_Stated problem_
Print the listing that follows, character for character.

_Records for this exercise_
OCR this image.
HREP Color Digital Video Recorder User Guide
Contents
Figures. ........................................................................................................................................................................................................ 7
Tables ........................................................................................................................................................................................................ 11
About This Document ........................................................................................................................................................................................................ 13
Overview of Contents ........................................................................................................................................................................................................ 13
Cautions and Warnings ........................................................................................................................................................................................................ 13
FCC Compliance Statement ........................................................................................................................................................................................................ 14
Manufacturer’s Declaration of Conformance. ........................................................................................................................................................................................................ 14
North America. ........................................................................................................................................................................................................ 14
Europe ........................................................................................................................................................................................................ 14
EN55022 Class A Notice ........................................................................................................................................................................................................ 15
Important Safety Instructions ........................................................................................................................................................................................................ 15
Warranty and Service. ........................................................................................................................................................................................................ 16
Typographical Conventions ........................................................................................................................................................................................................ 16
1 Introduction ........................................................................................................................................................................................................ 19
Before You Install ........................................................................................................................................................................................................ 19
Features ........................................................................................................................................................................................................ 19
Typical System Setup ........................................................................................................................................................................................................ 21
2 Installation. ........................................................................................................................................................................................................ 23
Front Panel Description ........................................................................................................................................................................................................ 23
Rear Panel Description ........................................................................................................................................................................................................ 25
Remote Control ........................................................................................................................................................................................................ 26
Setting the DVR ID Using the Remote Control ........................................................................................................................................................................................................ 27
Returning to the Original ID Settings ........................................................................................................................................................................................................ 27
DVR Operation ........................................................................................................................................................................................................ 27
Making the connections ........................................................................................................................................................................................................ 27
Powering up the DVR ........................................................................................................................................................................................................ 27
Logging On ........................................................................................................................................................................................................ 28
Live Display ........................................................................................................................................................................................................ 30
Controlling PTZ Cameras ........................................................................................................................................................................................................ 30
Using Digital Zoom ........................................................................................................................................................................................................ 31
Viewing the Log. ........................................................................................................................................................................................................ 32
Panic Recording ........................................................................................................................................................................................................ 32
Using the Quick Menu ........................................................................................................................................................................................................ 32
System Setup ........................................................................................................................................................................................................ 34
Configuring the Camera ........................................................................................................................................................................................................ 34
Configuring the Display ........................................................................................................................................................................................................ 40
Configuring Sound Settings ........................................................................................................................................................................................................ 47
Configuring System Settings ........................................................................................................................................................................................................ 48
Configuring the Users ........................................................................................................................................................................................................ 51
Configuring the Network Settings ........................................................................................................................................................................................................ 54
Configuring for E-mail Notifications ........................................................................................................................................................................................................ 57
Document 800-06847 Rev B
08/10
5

_Solution_
OCR this image.
HREP Color Digital Video Recorder User Guide
Contents
Figures. ........................................................................................................................................................................................................ 7
Tables ........................................................................................................................................................................................................ 11
About This Document ........................................................................................................................................................................................................ 13
Overview of Contents ........................................................................................................................................................................................................ 13
Cautions and Warnings ........................................................................................................................................................................................................ 13
FCC Compliance Statement ........................................................................................................................................................................................................ 14
Manufacturer’s Declaration of Conformance. ........................................................................................................................................................................................................ 14
North America. ........................................................................................................................................................................................................ 14
Europe ........................................................................................................................................................................................................ 14
EN55022 Class A Notice ........................................................................................................................................................................................................ 15
Important Safety Instructions ........................................................................................................................................................................................................ 15
Warranty and Service. ........................................................................................................................................................................................................ 16
Typographical Conventions ........................................................................................................................................................................................................ 16
1 Introduction ........................................................................................................................................................................................................ 19
Before You Install ........................................................................................................................................................................................................ 19
Features ........................................................................................................................................................................................................ 19
Typical System Setup ........................................................................................................................................................................................................ 21
2 Installation. ........................................................................................................................................................................................................ 23
Front Panel Description ........................................................................................................................................................................................................ 23
Rear Panel Description ........................................................................................................................................................................................................ 25
Remote Control ........................................................................................................................................................................................................ 26
Setting the DVR ID Using the Remote Control ........................................................................................................................................................................................................ 27
Returning to the Original ID Settings ........................................................................................................................................................................................................ 27
DVR Operation ........................................................................................................................................................................................................ 27
Making the connections ........................................................................................................................................................................................................ 27
Powering up the DVR ........................................................................................................................................................................................................ 27
Logging On ........................................................................................................................................................................................................ 28
Live Display ........................................................................................................................................................................................................ 30
Controlling PTZ Cameras ........................................................................................................................................................................................................ 30
Using Digital Zoom ........................................................................................................................................................................................................ 31
Viewing the Log. ........................................................................................................................................................................................................ 32
Panic Recording ........................................................................................................................................................................................................ 32
Using the Quick Menu ........................................................................................................................................................................................................ 32
System Setup ........................................................................................................................................................................................................ 34
Configuring the Camera ........................................................................................................................................................................................................ 34
Configuring the Display ........................................................................................................................................................................................................ 40
Configuring Sound Settings ........................................................................................................................................................................................................ 47
Configuring System Settings ........................................................................................................................................................................................................ 48
Configuring the Users ........................................................................................................................................................................................................ 51
Configuring the Network Settings ........................................................................................................................................................................................................ 54
Configuring for E-mail Notifications ........................................................................................................................................................................................................ 57
Document 800-06847 Rev B
08/10
5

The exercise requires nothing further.